__LE PROBLÈME__. Rédigez la suite du texte ci-dessous sur l'accord de paix entre les communautés Téké et Yaka, à partir de sa dernière phrase.

__TEXTE SÉLECTIONNÉ__.
****************************************

Dans une démarche sans précédent visant à rétablir la paix et la stabilité à l’ouest de la République Démocratique du Congo, les communautés Téké de Maï-Ndombe et Yaka de Kwango ont franchi un pas décisif en signant un accord de paix. La cérémonie, orchestrée sous l’égide du Président Félix Tshisekedi à la Cité de l’Union africaine ce samedi, marque une avancée notable dans la quête d’une solution harmonieuse à un conflit foncier qui, depuis 2022, a plongé la région dans un état de tension et de violence.
La résolution de ce conflit est le fruit d’un processus de consultation de trois jours initié par le vice-Premier ministre et ministre de l’Intérieur, Peter Kazadi. En présence de hauts dignitaires et sous l’œil attentif de la nation, les représentants des deux communautés se sont engagés à abandonner la voie des armes au profit du dialogue, de la médiation et de l’arbitrage, conformément aux traditions locales.

****************************************

__INFORMATIONS EXTRAITES__.

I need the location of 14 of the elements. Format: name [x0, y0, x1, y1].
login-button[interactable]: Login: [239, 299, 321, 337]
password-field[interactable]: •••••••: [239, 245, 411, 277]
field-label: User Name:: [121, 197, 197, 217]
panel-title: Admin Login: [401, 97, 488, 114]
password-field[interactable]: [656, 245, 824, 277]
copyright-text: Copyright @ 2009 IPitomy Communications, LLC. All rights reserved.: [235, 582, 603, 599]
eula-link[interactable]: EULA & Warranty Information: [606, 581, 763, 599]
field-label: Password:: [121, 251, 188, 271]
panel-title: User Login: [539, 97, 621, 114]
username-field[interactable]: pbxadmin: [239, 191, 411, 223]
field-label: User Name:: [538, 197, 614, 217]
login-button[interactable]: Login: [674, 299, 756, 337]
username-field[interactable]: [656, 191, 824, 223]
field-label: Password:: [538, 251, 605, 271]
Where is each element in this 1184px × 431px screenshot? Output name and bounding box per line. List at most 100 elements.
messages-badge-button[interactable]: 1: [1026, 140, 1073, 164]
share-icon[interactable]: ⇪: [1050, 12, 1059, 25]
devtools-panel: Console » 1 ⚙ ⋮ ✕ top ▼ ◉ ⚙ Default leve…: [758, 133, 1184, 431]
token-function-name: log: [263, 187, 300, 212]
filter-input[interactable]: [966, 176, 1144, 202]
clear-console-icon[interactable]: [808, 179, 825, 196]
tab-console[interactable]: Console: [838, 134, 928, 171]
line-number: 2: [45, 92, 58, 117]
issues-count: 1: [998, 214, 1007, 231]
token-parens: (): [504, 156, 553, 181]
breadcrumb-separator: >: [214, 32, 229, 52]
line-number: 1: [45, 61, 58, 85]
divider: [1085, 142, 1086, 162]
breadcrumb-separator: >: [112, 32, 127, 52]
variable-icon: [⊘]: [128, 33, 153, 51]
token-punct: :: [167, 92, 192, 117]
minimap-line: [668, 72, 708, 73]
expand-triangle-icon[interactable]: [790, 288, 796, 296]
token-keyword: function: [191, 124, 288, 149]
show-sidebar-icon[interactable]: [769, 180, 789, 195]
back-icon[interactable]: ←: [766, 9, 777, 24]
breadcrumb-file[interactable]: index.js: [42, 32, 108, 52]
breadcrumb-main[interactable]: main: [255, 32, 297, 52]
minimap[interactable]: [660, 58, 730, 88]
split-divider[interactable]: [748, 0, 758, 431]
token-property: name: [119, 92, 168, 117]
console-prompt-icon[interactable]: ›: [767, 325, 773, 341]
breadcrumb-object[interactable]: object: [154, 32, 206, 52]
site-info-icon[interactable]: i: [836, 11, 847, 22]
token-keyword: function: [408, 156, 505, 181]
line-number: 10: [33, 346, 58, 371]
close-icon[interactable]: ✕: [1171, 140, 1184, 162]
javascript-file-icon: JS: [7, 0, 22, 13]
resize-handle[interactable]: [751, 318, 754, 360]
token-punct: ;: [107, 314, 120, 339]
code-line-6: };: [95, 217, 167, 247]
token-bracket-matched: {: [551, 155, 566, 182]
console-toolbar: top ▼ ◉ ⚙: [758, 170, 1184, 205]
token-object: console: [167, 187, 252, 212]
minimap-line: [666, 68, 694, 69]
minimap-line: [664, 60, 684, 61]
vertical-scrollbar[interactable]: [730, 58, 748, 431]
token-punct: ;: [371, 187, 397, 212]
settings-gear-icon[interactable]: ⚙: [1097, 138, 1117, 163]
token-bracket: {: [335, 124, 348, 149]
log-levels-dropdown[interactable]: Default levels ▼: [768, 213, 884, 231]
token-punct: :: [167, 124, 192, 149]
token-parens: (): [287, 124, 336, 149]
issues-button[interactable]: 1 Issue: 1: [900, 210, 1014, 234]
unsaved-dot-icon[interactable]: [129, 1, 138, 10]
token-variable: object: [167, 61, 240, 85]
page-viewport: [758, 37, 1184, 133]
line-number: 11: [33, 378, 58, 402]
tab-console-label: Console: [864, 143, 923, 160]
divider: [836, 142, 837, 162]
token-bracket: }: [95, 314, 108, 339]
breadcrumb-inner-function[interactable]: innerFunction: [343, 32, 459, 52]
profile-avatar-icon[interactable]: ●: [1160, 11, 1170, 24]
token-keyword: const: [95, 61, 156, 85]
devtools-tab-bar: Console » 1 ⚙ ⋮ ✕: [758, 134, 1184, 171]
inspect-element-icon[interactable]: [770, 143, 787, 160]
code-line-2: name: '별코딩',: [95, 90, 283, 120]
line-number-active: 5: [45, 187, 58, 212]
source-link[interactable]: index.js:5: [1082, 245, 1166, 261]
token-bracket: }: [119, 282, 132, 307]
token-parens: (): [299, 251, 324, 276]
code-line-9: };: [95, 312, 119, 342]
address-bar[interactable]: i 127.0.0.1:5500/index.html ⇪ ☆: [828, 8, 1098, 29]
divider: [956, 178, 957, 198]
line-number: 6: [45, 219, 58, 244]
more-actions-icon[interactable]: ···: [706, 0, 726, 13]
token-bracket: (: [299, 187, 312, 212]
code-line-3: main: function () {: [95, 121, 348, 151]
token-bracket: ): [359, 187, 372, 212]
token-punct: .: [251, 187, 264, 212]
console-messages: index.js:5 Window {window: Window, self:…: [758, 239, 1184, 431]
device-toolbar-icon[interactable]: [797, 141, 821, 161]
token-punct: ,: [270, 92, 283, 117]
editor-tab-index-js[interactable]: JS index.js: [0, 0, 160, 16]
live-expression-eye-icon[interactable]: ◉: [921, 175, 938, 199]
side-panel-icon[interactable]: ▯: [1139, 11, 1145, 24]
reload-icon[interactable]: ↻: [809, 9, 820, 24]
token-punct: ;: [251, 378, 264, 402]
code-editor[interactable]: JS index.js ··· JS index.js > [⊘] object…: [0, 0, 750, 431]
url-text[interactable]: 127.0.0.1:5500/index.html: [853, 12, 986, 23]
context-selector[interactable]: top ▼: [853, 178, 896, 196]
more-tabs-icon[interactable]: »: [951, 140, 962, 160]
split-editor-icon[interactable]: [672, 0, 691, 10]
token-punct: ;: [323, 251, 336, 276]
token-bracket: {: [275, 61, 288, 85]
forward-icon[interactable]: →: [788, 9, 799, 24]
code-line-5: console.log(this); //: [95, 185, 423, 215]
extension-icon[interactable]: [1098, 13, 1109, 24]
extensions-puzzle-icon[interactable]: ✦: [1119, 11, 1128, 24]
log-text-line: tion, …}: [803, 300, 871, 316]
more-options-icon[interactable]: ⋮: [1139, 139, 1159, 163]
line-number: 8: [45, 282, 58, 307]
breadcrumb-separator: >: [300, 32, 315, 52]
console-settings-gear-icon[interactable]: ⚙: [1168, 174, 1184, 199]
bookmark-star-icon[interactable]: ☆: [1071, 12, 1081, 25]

****************************************

__RÉPONSE ATTENDUE__.
Le Président Tshisekedi, dans son allocution, n’a pas manqué de louer l’esprit de réconciliation des chefs coutumiers, leur assurant sécurité et reconnaissance pour leur rôle dans la pacification de l’ouest du pays. Il a également annoncé des distinctions honorifiques pour ces figures clés de la paix.
Peter Kazadi a remis au Président un rapport détaillé de la mission de paix, soulignant l’importance de cet accord de paix, élaboré à partir des exigences spécifiques de chaque communauté. Cette initiative s’inscrit dans une volonté de prévenir de futurs conflits, en veillant à la cohésion sociale, à la solidarité et à la justice au sein de ces provinces.